Figure collection entries:
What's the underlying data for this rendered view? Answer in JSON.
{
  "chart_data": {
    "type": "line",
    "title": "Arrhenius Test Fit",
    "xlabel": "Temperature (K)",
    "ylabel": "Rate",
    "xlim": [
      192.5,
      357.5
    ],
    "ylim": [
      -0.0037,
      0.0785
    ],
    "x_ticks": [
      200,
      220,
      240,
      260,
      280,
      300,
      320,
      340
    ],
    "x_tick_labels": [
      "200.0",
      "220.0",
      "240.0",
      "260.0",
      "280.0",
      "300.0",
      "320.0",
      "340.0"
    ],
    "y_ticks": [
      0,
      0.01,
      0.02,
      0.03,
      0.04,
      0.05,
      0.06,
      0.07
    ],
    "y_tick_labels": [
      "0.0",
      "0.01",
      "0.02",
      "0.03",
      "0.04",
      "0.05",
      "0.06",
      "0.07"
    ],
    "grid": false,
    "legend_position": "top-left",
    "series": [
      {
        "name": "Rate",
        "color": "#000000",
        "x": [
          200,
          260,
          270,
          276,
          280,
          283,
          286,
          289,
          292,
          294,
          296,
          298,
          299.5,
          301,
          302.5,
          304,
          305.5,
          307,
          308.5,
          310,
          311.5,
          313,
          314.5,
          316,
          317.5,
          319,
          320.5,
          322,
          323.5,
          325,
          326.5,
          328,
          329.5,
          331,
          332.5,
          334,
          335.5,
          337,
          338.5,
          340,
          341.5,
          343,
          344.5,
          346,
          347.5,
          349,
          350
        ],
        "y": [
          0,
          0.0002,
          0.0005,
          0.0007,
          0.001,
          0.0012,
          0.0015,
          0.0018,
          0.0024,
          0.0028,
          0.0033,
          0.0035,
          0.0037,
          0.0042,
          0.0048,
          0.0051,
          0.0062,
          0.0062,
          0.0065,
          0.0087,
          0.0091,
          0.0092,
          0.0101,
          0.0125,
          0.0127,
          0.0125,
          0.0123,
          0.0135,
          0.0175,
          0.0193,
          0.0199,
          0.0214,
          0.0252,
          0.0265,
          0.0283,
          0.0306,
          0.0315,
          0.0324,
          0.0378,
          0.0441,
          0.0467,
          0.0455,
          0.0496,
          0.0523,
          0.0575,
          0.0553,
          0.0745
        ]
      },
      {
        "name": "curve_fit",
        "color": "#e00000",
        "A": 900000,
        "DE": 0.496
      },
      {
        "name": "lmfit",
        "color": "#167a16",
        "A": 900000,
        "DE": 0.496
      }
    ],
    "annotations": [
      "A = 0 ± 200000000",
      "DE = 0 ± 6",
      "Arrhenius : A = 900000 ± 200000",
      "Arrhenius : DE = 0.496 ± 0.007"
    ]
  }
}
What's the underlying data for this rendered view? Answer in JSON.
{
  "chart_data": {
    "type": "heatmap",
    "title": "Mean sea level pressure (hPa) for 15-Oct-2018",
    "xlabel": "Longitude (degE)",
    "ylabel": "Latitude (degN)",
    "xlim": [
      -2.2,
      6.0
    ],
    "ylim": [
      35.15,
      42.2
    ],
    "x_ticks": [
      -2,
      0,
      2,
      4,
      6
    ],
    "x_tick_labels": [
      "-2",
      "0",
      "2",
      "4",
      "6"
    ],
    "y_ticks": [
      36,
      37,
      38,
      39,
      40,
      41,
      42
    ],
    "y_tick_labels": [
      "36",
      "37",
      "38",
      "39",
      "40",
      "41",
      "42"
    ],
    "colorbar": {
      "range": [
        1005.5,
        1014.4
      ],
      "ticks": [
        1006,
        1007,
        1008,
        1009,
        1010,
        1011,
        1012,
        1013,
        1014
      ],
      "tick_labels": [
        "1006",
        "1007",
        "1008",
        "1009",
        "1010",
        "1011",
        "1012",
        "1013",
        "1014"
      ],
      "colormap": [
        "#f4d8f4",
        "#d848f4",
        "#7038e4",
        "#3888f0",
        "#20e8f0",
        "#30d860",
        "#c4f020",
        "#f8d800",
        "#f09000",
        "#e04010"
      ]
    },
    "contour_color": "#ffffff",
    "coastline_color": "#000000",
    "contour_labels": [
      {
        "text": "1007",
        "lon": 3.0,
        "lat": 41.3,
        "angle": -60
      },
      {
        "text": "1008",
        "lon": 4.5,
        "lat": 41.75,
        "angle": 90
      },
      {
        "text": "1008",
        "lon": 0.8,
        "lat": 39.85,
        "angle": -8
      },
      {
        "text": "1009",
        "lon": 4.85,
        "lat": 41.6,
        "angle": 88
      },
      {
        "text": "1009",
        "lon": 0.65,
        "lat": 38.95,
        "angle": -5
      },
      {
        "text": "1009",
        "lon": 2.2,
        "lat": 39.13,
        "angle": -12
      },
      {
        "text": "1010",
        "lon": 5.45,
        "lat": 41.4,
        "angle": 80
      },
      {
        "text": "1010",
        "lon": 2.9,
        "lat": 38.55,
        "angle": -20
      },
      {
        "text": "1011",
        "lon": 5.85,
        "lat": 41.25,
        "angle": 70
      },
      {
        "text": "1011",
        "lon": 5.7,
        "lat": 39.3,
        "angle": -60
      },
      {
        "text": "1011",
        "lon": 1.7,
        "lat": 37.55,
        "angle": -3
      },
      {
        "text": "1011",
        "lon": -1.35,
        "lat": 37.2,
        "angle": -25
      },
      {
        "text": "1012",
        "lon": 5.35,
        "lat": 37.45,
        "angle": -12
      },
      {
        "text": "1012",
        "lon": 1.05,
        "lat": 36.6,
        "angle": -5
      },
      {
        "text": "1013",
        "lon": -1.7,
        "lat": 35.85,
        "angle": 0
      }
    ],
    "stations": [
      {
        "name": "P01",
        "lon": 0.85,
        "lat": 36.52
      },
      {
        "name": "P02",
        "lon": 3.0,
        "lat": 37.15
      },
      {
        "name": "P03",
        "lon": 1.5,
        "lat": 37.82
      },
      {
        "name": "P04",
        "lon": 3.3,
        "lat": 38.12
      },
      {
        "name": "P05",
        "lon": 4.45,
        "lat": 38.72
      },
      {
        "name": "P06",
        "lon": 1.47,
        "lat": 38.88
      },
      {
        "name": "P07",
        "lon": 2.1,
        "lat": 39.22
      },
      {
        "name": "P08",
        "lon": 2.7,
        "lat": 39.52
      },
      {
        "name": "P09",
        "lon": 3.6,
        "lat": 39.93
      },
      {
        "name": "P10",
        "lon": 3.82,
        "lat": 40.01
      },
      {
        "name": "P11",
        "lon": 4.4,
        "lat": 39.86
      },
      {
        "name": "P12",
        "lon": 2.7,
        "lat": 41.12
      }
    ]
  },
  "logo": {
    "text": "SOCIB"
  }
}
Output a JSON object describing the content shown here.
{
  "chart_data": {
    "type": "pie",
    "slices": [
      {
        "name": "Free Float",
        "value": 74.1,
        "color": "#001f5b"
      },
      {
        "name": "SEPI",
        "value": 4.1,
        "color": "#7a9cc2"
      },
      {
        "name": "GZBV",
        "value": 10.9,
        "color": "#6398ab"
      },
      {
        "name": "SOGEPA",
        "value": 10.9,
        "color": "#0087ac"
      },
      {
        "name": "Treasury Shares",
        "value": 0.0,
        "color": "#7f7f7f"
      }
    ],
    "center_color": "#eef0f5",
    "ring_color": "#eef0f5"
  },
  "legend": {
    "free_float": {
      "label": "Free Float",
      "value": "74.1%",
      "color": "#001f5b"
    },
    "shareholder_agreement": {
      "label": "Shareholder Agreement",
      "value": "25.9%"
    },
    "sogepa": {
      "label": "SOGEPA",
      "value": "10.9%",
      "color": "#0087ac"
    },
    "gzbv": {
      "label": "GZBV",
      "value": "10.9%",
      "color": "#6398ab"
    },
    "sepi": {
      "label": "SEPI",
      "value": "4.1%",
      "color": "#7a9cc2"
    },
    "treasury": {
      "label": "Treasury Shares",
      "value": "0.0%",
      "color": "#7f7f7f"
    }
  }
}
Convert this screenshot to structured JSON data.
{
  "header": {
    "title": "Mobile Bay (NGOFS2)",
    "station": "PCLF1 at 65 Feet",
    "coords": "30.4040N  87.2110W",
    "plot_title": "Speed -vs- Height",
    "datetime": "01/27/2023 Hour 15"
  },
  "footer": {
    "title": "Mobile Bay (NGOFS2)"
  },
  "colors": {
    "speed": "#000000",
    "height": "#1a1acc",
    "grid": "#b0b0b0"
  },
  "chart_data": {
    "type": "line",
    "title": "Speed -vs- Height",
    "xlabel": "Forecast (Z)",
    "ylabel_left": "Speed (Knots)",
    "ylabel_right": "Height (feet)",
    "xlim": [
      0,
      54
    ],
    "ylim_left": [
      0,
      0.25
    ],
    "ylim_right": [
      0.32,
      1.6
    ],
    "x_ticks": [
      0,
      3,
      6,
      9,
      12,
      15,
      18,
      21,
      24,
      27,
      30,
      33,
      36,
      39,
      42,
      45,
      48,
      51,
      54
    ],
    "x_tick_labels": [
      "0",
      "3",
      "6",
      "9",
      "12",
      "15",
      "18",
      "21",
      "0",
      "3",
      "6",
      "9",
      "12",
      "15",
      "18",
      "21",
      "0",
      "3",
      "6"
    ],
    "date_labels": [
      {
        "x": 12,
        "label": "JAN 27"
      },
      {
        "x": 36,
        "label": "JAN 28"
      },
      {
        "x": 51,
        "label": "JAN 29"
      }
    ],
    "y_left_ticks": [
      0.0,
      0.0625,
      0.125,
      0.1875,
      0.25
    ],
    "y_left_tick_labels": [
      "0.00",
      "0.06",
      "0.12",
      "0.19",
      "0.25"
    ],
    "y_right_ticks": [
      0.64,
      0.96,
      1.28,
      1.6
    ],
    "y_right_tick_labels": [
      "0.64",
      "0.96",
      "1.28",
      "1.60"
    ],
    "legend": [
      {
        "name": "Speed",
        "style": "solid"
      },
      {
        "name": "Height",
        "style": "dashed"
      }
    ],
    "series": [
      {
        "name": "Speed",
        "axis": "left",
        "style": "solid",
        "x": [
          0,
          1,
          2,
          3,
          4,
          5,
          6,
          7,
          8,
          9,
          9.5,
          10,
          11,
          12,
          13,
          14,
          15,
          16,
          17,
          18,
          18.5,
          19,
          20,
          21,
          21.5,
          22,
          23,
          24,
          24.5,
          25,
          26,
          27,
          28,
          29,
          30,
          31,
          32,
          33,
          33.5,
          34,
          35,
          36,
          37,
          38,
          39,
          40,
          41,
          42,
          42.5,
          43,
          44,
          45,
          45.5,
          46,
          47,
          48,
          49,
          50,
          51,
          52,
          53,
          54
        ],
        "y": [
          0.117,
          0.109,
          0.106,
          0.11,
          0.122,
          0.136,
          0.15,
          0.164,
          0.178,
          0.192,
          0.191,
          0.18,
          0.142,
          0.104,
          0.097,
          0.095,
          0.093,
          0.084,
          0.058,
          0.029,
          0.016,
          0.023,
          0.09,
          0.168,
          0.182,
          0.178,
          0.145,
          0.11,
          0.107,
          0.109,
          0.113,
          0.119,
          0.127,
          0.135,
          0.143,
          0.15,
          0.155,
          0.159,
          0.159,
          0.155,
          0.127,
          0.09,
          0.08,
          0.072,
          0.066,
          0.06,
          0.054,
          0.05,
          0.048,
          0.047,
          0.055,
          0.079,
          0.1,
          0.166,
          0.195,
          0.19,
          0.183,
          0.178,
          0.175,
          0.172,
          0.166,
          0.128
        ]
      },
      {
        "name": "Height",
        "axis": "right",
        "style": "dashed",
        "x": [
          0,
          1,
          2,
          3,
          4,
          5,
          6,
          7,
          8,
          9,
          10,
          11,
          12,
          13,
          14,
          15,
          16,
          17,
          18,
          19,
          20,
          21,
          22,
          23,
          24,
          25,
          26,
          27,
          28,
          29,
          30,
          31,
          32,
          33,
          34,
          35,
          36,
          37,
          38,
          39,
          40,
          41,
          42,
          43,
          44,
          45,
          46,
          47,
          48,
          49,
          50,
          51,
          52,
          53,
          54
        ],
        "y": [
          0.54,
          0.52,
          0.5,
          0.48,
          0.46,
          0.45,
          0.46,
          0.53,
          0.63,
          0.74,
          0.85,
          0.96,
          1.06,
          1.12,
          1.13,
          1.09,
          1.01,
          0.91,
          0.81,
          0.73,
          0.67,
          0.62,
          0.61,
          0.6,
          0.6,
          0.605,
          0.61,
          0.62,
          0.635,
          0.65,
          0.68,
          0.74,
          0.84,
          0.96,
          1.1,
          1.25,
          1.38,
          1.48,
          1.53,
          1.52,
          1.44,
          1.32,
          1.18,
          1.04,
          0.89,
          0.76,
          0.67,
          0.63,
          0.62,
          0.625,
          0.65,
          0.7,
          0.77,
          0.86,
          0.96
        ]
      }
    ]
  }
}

Given request: Find "xlabel". Copy every line it occurs in.

Solution to this task:
    "xlabel": "Temperature (K)",
    "xlabel": "Longitude (degE)",
    "xlabel": "Forecast (Z)",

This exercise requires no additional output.